* _Stated task_
Retype the tail of the data exactly, starting at the line containing "What text is on this page?" and stopping at the last line.

=======

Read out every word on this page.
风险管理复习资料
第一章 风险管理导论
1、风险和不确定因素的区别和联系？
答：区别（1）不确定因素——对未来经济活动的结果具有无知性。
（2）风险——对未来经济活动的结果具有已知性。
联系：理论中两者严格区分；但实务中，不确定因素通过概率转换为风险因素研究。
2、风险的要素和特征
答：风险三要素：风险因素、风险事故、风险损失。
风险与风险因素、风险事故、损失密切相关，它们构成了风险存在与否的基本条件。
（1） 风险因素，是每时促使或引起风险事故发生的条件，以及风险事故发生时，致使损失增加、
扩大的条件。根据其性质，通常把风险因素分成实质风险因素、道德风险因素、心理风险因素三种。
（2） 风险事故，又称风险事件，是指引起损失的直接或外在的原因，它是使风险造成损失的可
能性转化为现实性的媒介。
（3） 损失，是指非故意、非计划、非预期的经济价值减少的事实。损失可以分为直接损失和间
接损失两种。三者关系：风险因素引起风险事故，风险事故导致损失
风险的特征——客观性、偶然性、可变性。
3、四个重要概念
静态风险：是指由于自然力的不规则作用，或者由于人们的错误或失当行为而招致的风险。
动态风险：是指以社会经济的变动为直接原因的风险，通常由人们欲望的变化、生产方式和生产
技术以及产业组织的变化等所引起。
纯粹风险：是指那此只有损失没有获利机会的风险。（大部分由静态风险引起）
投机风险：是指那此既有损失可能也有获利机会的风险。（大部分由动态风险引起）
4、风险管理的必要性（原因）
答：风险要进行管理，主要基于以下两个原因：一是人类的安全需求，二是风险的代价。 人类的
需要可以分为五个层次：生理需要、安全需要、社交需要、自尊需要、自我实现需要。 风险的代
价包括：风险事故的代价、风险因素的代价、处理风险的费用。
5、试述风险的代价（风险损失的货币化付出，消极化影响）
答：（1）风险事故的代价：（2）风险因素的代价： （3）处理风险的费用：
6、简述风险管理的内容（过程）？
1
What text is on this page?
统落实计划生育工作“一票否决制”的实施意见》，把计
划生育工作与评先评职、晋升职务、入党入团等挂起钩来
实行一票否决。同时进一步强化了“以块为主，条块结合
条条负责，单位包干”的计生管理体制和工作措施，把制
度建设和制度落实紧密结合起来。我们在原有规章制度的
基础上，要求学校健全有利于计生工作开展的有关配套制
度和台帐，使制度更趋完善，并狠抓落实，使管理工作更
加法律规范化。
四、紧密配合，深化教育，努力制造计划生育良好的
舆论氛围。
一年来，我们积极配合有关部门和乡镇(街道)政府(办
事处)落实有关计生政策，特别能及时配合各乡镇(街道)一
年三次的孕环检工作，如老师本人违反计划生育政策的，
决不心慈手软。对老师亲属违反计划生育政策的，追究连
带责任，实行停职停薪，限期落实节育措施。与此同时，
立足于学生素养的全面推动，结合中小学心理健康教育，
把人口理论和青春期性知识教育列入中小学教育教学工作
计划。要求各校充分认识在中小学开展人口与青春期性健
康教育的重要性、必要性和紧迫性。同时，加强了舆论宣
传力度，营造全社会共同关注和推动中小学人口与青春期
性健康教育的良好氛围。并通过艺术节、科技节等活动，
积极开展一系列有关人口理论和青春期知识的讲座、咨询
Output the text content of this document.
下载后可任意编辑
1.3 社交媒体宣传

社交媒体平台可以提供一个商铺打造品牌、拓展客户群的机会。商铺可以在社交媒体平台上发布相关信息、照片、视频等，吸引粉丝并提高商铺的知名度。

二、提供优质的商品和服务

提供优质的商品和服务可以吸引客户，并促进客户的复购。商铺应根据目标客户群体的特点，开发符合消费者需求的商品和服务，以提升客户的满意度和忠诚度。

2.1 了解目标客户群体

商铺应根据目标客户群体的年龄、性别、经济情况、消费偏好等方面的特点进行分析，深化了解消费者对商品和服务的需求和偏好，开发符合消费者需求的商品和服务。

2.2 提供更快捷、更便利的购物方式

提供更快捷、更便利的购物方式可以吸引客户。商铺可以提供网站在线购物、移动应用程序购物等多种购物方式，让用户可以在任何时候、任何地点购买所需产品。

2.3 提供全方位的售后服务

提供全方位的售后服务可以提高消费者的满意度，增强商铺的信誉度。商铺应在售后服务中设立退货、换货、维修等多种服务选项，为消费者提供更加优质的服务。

=======

* _Written solution_
What text is on this page?
统落实计划生育工作“一票否决制”的实施意见》，把计
划生育工作与评先评职、晋升职务、入党入团等挂起钩来
实行一票否决。同时进一步强化了“以块为主，条块结合
条条负责，单位包干”的计生管理体制和工作措施，把制
度建设和制度落实紧密结合起来。我们在原有规章制度的
基础上，要求学校健全有利于计生工作开展的有关配套制
度和台帐，使制度更趋完善，并狠抓落实，使管理工作更
加法律规范化。
四、紧密配合，深化教育，努力制造计划生育良好的
舆论氛围。
一年来，我们积极配合有关部门和乡镇(街道)政府(办
事处)落实有关计生政策，特别能及时配合各乡镇(街道)一
年三次的孕环检工作，如老师本人违反计划生育政策的，
决不心慈手软。对老师亲属违反计划生育政策的，追究连
带责任，实行停职停薪，限期落实节育措施。与此同时，
立足于学生素养的全面推动，结合中小学心理健康教育，
把人口理论和青春期性知识教育列入中小学教育教学工作
计划。要求各校充分认识在中小学开展人口与青春期性健
康教育的重要性、必要性和紧迫性。同时，加强了舆论宣
传力度，营造全社会共同关注和推动中小学人口与青春期
性健康教育的良好氛围。并通过艺术节、科技节等活动，
积极开展一系列有关人口理论和青春期知识的讲座、咨询
Output the text content of this document.
下载后可任意编辑
1.3 社交媒体宣传

社交媒体平台可以提供一个商铺打造品牌、拓展客户群的机会。商铺可以在社交媒体平台上发布相关信息、照片、视频等，吸引粉丝并提高商铺的知名度。

二、提供优质的商品和服务

提供优质的商品和服务可以吸引客户，并促进客户的复购。商铺应根据目标客户群体的特点，开发符合消费者需求的商品和服务，以提升客户的满意度和忠诚度。

2.1 了解目标客户群体

商铺应根据目标客户群体的年龄、性别、经济情况、消费偏好等方面的特点进行分析，深化了解消费者对商品和服务的需求和偏好，开发符合消费者需求的商品和服务。

2.2 提供更快捷、更便利的购物方式

提供更快捷、更便利的购物方式可以吸引客户。商铺可以提供网站在线购物、移动应用程序购物等多种购物方式，让用户可以在任何时候、任何地点购买所需产品。

2.3 提供全方位的售后服务

提供全方位的售后服务可以提高消费者的满意度，增强商铺的信誉度。商铺应在售后服务中设立退货、换货、维修等多种服务选项，为消费者提供更加优质的服务。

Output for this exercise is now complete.